-------- Extracted entries --------
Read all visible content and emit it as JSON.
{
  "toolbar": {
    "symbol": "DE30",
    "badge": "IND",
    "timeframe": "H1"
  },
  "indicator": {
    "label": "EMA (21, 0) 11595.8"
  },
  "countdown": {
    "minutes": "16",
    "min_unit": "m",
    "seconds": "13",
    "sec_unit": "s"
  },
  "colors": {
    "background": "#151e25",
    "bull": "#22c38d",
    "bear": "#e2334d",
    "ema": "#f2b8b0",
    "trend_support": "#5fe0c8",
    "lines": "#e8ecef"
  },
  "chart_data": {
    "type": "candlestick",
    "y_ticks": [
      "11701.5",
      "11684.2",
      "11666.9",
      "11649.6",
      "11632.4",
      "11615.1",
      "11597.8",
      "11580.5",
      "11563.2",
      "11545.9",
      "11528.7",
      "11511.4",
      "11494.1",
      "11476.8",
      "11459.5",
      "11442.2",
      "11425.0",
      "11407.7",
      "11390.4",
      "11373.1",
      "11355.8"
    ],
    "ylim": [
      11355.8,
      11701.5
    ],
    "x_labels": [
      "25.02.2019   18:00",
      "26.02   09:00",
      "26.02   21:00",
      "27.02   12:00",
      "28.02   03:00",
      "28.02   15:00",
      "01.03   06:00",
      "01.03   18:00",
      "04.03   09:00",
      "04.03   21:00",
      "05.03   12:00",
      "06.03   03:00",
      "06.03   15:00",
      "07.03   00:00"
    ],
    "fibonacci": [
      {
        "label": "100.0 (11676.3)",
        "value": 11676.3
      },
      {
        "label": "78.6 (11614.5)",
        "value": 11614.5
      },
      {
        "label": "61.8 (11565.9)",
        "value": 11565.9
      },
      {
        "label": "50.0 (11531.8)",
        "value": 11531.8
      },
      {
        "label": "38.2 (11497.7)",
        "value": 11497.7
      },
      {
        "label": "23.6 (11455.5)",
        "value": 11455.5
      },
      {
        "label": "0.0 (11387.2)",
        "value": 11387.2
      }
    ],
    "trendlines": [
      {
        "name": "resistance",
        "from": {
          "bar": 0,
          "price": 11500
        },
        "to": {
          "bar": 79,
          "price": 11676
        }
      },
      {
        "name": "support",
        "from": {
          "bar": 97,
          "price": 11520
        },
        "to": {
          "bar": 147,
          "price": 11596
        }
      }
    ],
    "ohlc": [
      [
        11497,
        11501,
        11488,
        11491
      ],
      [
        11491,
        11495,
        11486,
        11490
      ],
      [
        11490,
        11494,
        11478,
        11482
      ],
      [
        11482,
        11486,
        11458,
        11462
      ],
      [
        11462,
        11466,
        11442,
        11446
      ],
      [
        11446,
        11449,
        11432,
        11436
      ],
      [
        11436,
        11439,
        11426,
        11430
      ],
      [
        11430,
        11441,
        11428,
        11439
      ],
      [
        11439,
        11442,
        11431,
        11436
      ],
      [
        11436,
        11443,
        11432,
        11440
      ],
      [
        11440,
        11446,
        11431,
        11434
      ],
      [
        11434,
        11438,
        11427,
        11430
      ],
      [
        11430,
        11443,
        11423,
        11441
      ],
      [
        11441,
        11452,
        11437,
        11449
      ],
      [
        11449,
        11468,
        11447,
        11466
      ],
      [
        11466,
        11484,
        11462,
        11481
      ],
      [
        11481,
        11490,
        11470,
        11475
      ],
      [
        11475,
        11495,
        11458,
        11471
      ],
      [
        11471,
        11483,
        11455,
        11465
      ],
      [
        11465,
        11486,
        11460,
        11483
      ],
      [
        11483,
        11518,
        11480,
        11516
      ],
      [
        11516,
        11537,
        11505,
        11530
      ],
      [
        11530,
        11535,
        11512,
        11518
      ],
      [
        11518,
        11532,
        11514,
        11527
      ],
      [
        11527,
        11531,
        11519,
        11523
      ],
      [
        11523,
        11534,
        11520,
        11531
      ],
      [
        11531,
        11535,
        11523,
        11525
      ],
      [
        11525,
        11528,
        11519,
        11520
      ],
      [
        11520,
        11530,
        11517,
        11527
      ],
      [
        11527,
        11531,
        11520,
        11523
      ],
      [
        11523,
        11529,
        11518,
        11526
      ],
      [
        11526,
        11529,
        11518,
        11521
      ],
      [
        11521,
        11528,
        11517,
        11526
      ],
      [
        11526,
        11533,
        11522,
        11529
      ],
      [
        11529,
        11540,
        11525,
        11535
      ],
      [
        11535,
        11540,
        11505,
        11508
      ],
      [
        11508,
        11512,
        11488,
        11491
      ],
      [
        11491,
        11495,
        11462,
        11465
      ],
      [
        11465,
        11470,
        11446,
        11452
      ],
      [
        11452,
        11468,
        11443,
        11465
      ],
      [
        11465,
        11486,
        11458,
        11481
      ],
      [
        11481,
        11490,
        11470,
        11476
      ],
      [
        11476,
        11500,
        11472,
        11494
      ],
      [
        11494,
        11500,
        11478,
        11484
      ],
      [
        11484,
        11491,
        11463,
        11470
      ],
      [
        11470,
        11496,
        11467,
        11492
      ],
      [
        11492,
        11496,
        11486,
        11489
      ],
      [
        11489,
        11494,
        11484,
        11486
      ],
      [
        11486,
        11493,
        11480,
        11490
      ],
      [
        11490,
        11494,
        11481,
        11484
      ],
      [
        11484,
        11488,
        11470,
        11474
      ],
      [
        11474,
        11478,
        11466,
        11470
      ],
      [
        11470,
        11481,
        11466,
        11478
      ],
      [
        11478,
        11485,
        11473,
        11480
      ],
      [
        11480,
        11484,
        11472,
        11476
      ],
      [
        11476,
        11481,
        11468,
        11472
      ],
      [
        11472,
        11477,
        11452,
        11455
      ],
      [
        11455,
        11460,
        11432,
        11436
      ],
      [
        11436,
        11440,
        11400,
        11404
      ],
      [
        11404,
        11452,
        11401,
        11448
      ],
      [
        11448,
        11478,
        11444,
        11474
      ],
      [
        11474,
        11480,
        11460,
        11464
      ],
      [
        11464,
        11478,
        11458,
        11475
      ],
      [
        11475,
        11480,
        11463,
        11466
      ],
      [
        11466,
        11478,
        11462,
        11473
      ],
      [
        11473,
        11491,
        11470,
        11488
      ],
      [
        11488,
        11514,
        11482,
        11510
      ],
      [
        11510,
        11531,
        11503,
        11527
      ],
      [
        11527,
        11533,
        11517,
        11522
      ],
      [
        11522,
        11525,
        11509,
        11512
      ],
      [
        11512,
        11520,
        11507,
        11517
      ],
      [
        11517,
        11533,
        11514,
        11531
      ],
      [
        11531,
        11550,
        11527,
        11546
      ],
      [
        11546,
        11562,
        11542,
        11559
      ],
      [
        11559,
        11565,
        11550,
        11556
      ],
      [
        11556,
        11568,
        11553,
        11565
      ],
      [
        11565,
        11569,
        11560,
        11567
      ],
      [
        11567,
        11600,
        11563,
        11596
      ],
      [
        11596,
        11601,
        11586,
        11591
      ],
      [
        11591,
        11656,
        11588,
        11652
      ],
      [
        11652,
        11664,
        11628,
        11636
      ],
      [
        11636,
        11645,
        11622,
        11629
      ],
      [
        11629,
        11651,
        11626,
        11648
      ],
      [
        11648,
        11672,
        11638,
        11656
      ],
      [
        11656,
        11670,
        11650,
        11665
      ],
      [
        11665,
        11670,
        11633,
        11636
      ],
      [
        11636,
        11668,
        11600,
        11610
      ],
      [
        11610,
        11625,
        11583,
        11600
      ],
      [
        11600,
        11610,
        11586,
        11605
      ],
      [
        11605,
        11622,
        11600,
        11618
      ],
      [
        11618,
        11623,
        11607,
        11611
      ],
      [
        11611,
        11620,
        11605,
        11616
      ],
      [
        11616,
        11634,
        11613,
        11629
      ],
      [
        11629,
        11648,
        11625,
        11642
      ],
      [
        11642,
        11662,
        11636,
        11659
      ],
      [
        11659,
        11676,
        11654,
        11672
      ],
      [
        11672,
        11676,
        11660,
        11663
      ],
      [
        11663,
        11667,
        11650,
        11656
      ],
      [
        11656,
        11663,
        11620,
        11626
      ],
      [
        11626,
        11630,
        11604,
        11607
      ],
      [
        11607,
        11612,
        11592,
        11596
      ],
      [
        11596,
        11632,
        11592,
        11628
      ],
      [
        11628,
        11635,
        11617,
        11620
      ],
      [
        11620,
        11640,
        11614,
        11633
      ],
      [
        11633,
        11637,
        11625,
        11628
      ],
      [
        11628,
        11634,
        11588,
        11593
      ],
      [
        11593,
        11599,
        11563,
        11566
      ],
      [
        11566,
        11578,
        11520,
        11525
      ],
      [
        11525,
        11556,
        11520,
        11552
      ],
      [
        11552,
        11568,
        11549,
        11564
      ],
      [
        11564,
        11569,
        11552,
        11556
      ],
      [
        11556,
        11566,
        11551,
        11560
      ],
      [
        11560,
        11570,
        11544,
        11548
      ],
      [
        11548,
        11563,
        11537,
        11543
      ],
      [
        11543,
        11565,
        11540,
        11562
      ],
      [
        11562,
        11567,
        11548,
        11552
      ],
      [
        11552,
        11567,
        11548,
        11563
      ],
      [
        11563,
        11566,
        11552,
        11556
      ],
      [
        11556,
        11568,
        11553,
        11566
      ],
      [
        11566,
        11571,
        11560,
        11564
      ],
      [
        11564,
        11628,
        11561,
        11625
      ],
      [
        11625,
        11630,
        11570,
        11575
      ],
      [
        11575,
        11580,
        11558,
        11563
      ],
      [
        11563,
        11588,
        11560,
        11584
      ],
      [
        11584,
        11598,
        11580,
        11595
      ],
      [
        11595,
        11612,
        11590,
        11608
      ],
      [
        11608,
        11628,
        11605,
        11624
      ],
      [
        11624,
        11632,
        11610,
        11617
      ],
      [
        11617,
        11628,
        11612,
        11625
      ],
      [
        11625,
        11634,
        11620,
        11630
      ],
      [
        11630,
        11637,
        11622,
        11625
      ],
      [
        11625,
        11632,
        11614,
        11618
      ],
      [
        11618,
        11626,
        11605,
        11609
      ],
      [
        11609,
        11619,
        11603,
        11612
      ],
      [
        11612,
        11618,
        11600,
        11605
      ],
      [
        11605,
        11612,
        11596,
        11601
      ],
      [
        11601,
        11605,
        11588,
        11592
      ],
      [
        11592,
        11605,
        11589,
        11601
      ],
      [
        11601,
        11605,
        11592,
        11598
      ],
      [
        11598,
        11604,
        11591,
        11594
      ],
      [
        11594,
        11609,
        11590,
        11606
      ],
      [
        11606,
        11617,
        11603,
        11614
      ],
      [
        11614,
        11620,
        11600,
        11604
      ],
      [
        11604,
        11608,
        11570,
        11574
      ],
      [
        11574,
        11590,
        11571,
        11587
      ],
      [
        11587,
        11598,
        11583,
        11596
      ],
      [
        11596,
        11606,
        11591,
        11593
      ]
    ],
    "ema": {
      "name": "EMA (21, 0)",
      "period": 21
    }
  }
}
--------
-- Written instruction --
Search the material above for "price". Pull out each line where it shows up.

-- The completed task --
          "price": 11500
          "price": 11676
          "price": 11520
          "price": 11596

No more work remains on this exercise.